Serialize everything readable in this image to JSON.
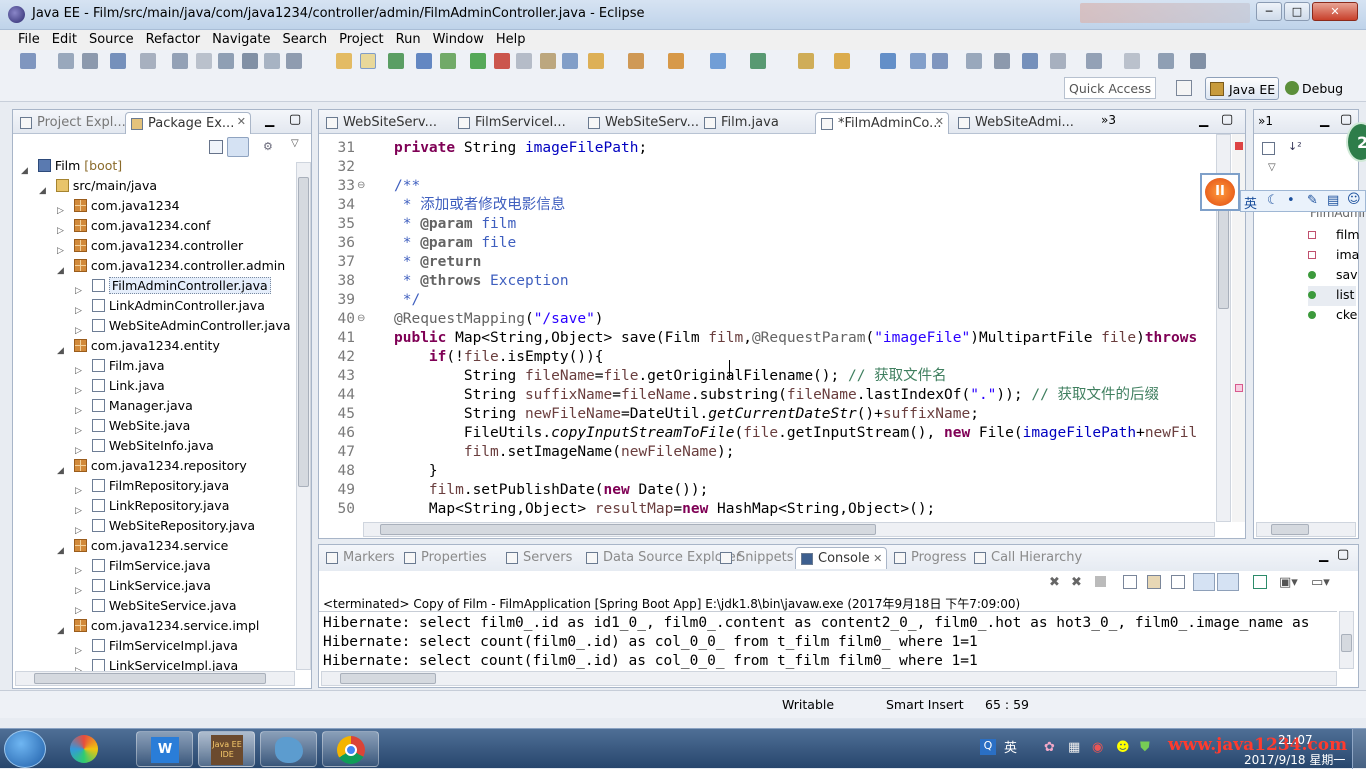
{
  "window": {
    "title": "Java EE - Film/src/main/java/com/java1234/controller/admin/FilmAdminController.java - Eclipse",
    "min": "─",
    "max": "□",
    "close": "✕"
  },
  "menu": [
    "File",
    "Edit",
    "Source",
    "Refactor",
    "Navigate",
    "Search",
    "Project",
    "Run",
    "Window",
    "Help"
  ],
  "quick_access": "Quick Access",
  "perspectives": {
    "javaee": "Java EE",
    "debug": "Debug"
  },
  "left_tabs": {
    "project": "Project Expl...",
    "package": "Package Ex..."
  },
  "tree": [
    {
      "label": "Film",
      "suffix": " [boot]",
      "indent": 0,
      "type": "project"
    },
    {
      "label": "src/main/java",
      "indent": 1,
      "type": "folder"
    },
    {
      "label": "com.java1234",
      "indent": 2,
      "type": "pkg"
    },
    {
      "label": "com.java1234.conf",
      "indent": 2,
      "type": "pkg"
    },
    {
      "label": "com.java1234.controller",
      "indent": 2,
      "type": "pkg"
    },
    {
      "label": "com.java1234.controller.admin",
      "indent": 2,
      "type": "pkg",
      "open": true
    },
    {
      "label": "FilmAdminController.java",
      "indent": 3,
      "type": "java",
      "selected": true
    },
    {
      "label": "LinkAdminController.java",
      "indent": 3,
      "type": "java"
    },
    {
      "label": "WebSiteAdminController.java",
      "indent": 3,
      "type": "java"
    },
    {
      "label": "com.java1234.entity",
      "indent": 2,
      "type": "pkg",
      "open": true
    },
    {
      "label": "Film.java",
      "indent": 3,
      "type": "java"
    },
    {
      "label": "Link.java",
      "indent": 3,
      "type": "java"
    },
    {
      "label": "Manager.java",
      "indent": 3,
      "type": "java"
    },
    {
      "label": "WebSite.java",
      "indent": 3,
      "type": "java"
    },
    {
      "label": "WebSiteInfo.java",
      "indent": 3,
      "type": "java"
    },
    {
      "label": "com.java1234.repository",
      "indent": 2,
      "type": "pkg",
      "open": true
    },
    {
      "label": "FilmRepository.java",
      "indent": 3,
      "type": "java"
    },
    {
      "label": "LinkRepository.java",
      "indent": 3,
      "type": "java"
    },
    {
      "label": "WebSiteRepository.java",
      "indent": 3,
      "type": "java"
    },
    {
      "label": "com.java1234.service",
      "indent": 2,
      "type": "pkg",
      "open": true
    },
    {
      "label": "FilmService.java",
      "indent": 3,
      "type": "java"
    },
    {
      "label": "LinkService.java",
      "indent": 3,
      "type": "java"
    },
    {
      "label": "WebSiteService.java",
      "indent": 3,
      "type": "java"
    },
    {
      "label": "com.java1234.service.impl",
      "indent": 2,
      "type": "pkg",
      "open": true
    },
    {
      "label": "FilmServiceImpl.java",
      "indent": 3,
      "type": "java"
    },
    {
      "label": "LinkServiceImpl.java",
      "indent": 3,
      "type": "java"
    }
  ],
  "editor_tabs": [
    {
      "label": "WebSiteServ..."
    },
    {
      "label": "FilmServiceI..."
    },
    {
      "label": "WebSiteServ..."
    },
    {
      "label": "Film.java"
    },
    {
      "label": "*FilmAdminCo...",
      "active": true
    },
    {
      "label": "WebSiteAdmi..."
    }
  ],
  "editor_overflow": "»3",
  "code_lines": [
    {
      "n": "31",
      "t": "<span class='kw'>private</span> String <span class='fd'>imageFilePath</span>;",
      "x": 0
    },
    {
      "n": "32",
      "t": "",
      "x": 0
    },
    {
      "n": "33",
      "t": "<span class='cm'>/**</span>",
      "x": 0
    },
    {
      "n": "34",
      "t": "<span class='cm'> * 添加或者修改电影信息</span>",
      "x": 0
    },
    {
      "n": "35",
      "t": "<span class='cm'> * <b class='an'>@param</b> film</span>",
      "x": 0
    },
    {
      "n": "36",
      "t": "<span class='cm'> * <b class='an'>@param</b> file</span>",
      "x": 0
    },
    {
      "n": "37",
      "t": "<span class='cm'> * <b class='an'>@return</b></span>",
      "x": 0
    },
    {
      "n": "38",
      "t": "<span class='cm'> * <b class='an'>@throws</b> Exception</span>",
      "x": 0
    },
    {
      "n": "39",
      "t": "<span class='cm'> */</span>",
      "x": 0
    },
    {
      "n": "40",
      "t": "<span class='an'>@RequestMapping</span>(<span class='st'>\"/save\"</span>)",
      "x": 0
    },
    {
      "n": "41",
      "t": "<span class='kw'>public</span> Map&lt;String,Object&gt; save(Film <span class='vr'>film</span>,<span class='an'>@RequestParam</span>(<span class='st'>\"imageFile\"</span>)MultipartFile <span class='vr'>file</span>)<span class='kw'>throws</span>",
      "x": 0
    },
    {
      "n": "42",
      "t": "    <span class='kw'>if</span>(!<span class='vr'>file</span>.isEmpty()){",
      "x": 0
    },
    {
      "n": "43",
      "t": "        String <span class='vr'>fileName</span>=<span class='vr'>file</span>.getOriginalFilename(); <span class='cz'>// 获取文件名</span>",
      "x": 0
    },
    {
      "n": "44",
      "t": "        String <span class='vr'>suffixName</span>=<span class='vr'>fileName</span>.substring(<span class='vr'>fileName</span>.lastIndexOf(<span class='st'>\".\"</span>)); <span class='cz'>// 获取文件的后缀</span>",
      "x": 0
    },
    {
      "n": "45",
      "t": "        String <span class='vr'>newFileName</span>=DateUtil.<i>getCurrentDateStr</i>()+<span class='vr'>suffixName</span>;",
      "x": 0
    },
    {
      "n": "46",
      "t": "        FileUtils.<i>copyInputStreamToFile</i>(<span class='vr'>file</span>.getInputStream(), <span class='kw'>new</span> File(<span class='fd'>imageFilePath</span>+<span class='vr'>newFil</span>",
      "x": 0
    },
    {
      "n": "47",
      "t": "        <span class='vr'>film</span>.setImageName(<span class='vr'>newFileName</span>);",
      "x": 0
    },
    {
      "n": "48",
      "t": "    }",
      "x": 0
    },
    {
      "n": "49",
      "t": "    <span class='vr'>film</span>.setPublishDate(<span class='kw'>new</span> Date());",
      "x": 0
    },
    {
      "n": "50",
      "t": "    Map&lt;String,Object&gt; <span class='vr'>resultMap</span>=<span class='kw'>new</span> HashMap&lt;String,Object&gt;();",
      "x": 0
    }
  ],
  "outline": {
    "tab": "»1",
    "items": [
      "film",
      "ima",
      "sav",
      "list",
      "cke"
    ],
    "root": "FilmAdmi"
  },
  "bottom_tabs": [
    "Markers",
    "Properties",
    "Servers",
    "Data Source Explorer",
    "Snippets",
    "Console",
    "Progress",
    "Call Hierarchy"
  ],
  "console": {
    "header": "<terminated> Copy of Film - FilmApplication [Spring Boot App] E:\\jdk1.8\\bin\\javaw.exe (2017年9月18日 下午7:09:00)",
    "lines": [
      "Hibernate: select film0_.id as id1_0_, film0_.content as content2_0_, film0_.hot as hot3_0_, film0_.image_name as",
      "Hibernate: select count(film0_.id) as col_0_0_ from t_film film0_ where 1=1",
      "Hibernate: select count(film0_.id) as col_0_0_ from t_film film0_ where 1=1"
    ]
  },
  "status": {
    "writable": "Writable",
    "insert": "Smart Insert",
    "position": "65 : 59"
  },
  "ime": {
    "lang": "英",
    "tray_lang": "英"
  },
  "clock": {
    "time": "21:07",
    "date": "2017/9/18 星期一"
  },
  "watermark": "www.java1234.com",
  "taskbar_app": "Java EE IDE",
  "badge": "2",
  "colors": {
    "accent": "#3875d7",
    "titlebar": "#c9daef",
    "taskbar": "#35547c"
  }
}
○ ○ ○ ○ ○
DIRECTIONS
Pictures in the records above are left out; print everything else exactly as written.

EXPECTED ANSWER
Serialize everything readable in this image to JSON.
{
  "window": {
    "title": "Java EE - Film/src/main/java/com/java1234/controller/admin/FilmAdminController.java - Eclipse",
    "min": "─",
    "max": "□",
    "close": "✕"
  },
  "menu": [
    "File",
    "Edit",
    "Source",
    "Refactor",
    "Navigate",
    "Search",
    "Project",
    "Run",
    "Window",
    "Help"
  ],
  "quick_access": "Quick Access",
  "perspectives": {
    "javaee": "Java EE",
    "debug": "Debug"
  },
  "left_tabs": {
    "project": "Project Expl...",
    "package": "Package Ex..."
  },
  "tree": [
    {
      "label": "Film",
      "suffix": " [boot]",
      "indent": 0,
      "type": "project"
    },
    {
      "label": "src/main/java",
      "indent": 1,
      "type": "folder"
    },
    {
      "label": "com.java1234",
      "indent": 2,
      "type": "pkg"
    },
    {
      "label": "com.java1234.conf",
      "indent": 2,
      "type": "pkg"
    },
    {
      "label": "com.java1234.controller",
      "indent": 2,
      "type": "pkg"
    },
    {
      "label": "com.java1234.controller.admin",
      "indent": 2,
      "type": "pkg",
      "open": true
    },
    {
      "label": "FilmAdminController.java",
      "indent": 3,
      "type": "java",
      "selected": true
    },
    {
      "label": "LinkAdminController.java",
      "indent": 3,
      "type": "java"
    },
    {
      "label": "WebSiteAdminController.java",
      "indent": 3,
      "type": "java"
    },
    {
      "label": "com.java1234.entity",
      "indent": 2,
      "type": "pkg",
      "open": true
    },
    {
      "label": "Film.java",
      "indent": 3,
      "type": "java"
    },
    {
      "label": "Link.java",
      "indent": 3,
      "type": "java"
    },
    {
      "label": "Manager.java",
      "indent": 3,
      "type": "java"
    },
    {
      "label": "WebSite.java",
      "indent": 3,
      "type": "java"
    },
    {
      "label": "WebSiteInfo.java",
      "indent": 3,
      "type": "java"
    },
    {
      "label": "com.java1234.repository",
      "indent": 2,
      "type": "pkg",
      "open": true
    },
    {
      "label": "FilmRepository.java",
      "indent": 3,
      "type": "java"
    },
    {
      "label": "LinkRepository.java",
      "indent": 3,
      "type": "java"
    },
    {
      "label": "WebSiteRepository.java",
      "indent": 3,
      "type": "java"
    },
    {
      "label": "com.java1234.service",
      "indent": 2,
      "type": "pkg",
      "open": true
    },
    {
      "label": "FilmService.java",
      "indent": 3,
      "type": "java"
    },
    {
      "label": "LinkService.java",
      "indent": 3,
      "type": "java"
    },
    {
      "label": "WebSiteService.java",
      "indent": 3,
      "type": "java"
    },
    {
      "label": "com.java1234.service.impl",
      "indent": 2,
      "type": "pkg",
      "open": true
    },
    {
      "label": "FilmServiceImpl.java",
      "indent": 3,
      "type": "java"
    },
    {
      "label": "LinkServiceImpl.java",
      "indent": 3,
      "type": "java"
    }
  ],
  "editor_tabs": [
    {
      "label": "WebSiteServ..."
    },
    {
      "label": "FilmServiceI..."
    },
    {
      "label": "WebSiteServ..."
    },
    {
      "label": "Film.java"
    },
    {
      "label": "*FilmAdminCo...",
      "active": true
    },
    {
      "label": "WebSiteAdmi..."
    }
  ],
  "editor_overflow": "»3",
  "code_lines": [
    {
      "n": "31",
      "t": "<span class='kw'>private</span> String <span class='fd'>imageFilePath</span>;",
      "x": 0
    },
    {
      "n": "32",
      "t": "",
      "x": 0
    },
    {
      "n": "33",
      "t": "<span class='cm'>/**</span>",
      "x": 0
    },
    {
      "n": "34",
      "t": "<span class='cm'> * 添加或者修改电影信息</span>",
      "x": 0
    },
    {
      "n": "35",
      "t": "<span class='cm'> * <b class='an'>@param</b> film</span>",
      "x": 0
    },
    {
      "n": "36",
      "t": "<span class='cm'> * <b class='an'>@param</b> file</span>",
      "x": 0
    },
    {
      "n": "37",
      "t": "<span class='cm'> * <b class='an'>@return</b></span>",
      "x": 0
    },
    {
      "n": "38",
      "t": "<span class='cm'> * <b class='an'>@throws</b> Exception</span>",
      "x": 0
    },
    {
      "n": "39",
      "t": "<span class='cm'> */</span>",
      "x": 0
    },
    {
      "n": "40",
      "t": "<span class='an'>@RequestMapping</span>(<span class='st'>\"/save\"</span>)",
      "x": 0
    },
    {
      "n": "41",
      "t": "<span class='kw'>public</span> Map&lt;String,Object&gt; save(Film <span class='vr'>film</span>,<span class='an'>@RequestParam</span>(<span class='st'>\"imageFile\"</span>)MultipartFile <span class='vr'>file</span>)<span class='kw'>throws</span>",
      "x": 0
    },
    {
      "n": "42",
      "t": "    <span class='kw'>if</span>(!<span class='vr'>file</span>.isEmpty()){",
      "x": 0
    },
    {
      "n": "43",
      "t": "        String <span class='vr'>fileName</span>=<span class='vr'>file</span>.getOriginalFilename(); <span class='cz'>// 获取文件名</span>",
      "x": 0
    },
    {
      "n": "44",
      "t": "        String <span class='vr'>suffixName</span>=<span class='vr'>fileName</span>.substring(<span class='vr'>fileName</span>.lastIndexOf(<span class='st'>\".\"</span>)); <span class='cz'>// 获取文件的后缀</span>",
      "x": 0
    },
    {
      "n": "45",
      "t": "        String <span class='vr'>newFileName</span>=DateUtil.<i>getCurrentDateStr</i>()+<span class='vr'>suffixName</span>;",
      "x": 0
    },
    {
      "n": "46",
      "t": "        FileUtils.<i>copyInputStreamToFile</i>(<span class='vr'>file</span>.getInputStream(), <span class='kw'>new</span> File(<span class='fd'>imageFilePath</span>+<span class='vr'>newFil</span>",
      "x": 0
    },
    {
      "n": "47",
      "t": "        <span class='vr'>film</span>.setImageName(<span class='vr'>newFileName</span>);",
      "x": 0
    },
    {
      "n": "48",
      "t": "    }",
      "x": 0
    },
    {
      "n": "49",
      "t": "    <span class='vr'>film</span>.setPublishDate(<span class='kw'>new</span> Date());",
      "x": 0
    },
    {
      "n": "50",
      "t": "    Map&lt;String,Object&gt; <span class='vr'>resultMap</span>=<span class='kw'>new</span> HashMap&lt;String,Object&gt;();",
      "x": 0
    }
  ],
  "outline": {
    "tab": "»1",
    "items": [
      "film",
      "ima",
      "sav",
      "list",
      "cke"
    ],
    "root": "FilmAdmi"
  },
  "bottom_tabs": [
    "Markers",
    "Properties",
    "Servers",
    "Data Source Explorer",
    "Snippets",
    "Console",
    "Progress",
    "Call Hierarchy"
  ],
  "console": {
    "header": "<terminated> Copy of Film - FilmApplication [Spring Boot App] E:\\jdk1.8\\bin\\javaw.exe (2017年9月18日 下午7:09:00)",
    "lines": [
      "Hibernate: select film0_.id as id1_0_, film0_.content as content2_0_, film0_.hot as hot3_0_, film0_.image_name as",
      "Hibernate: select count(film0_.id) as col_0_0_ from t_film film0_ where 1=1",
      "Hibernate: select count(film0_.id) as col_0_0_ from t_film film0_ where 1=1"
    ]
  },
  "status": {
    "writable": "Writable",
    "insert": "Smart Insert",
    "position": "65 : 59"
  },
  "ime": {
    "lang": "英",
    "tray_lang": "英"
  },
  "clock": {
    "time": "21:07",
    "date": "2017/9/18 星期一"
  },
  "watermark": "www.java1234.com",
  "taskbar_app": "Java EE IDE",
  "badge": "2",
  "colors": {
    "accent": "#3875d7",
    "titlebar": "#c9daef",
    "taskbar": "#35547c"
  }
}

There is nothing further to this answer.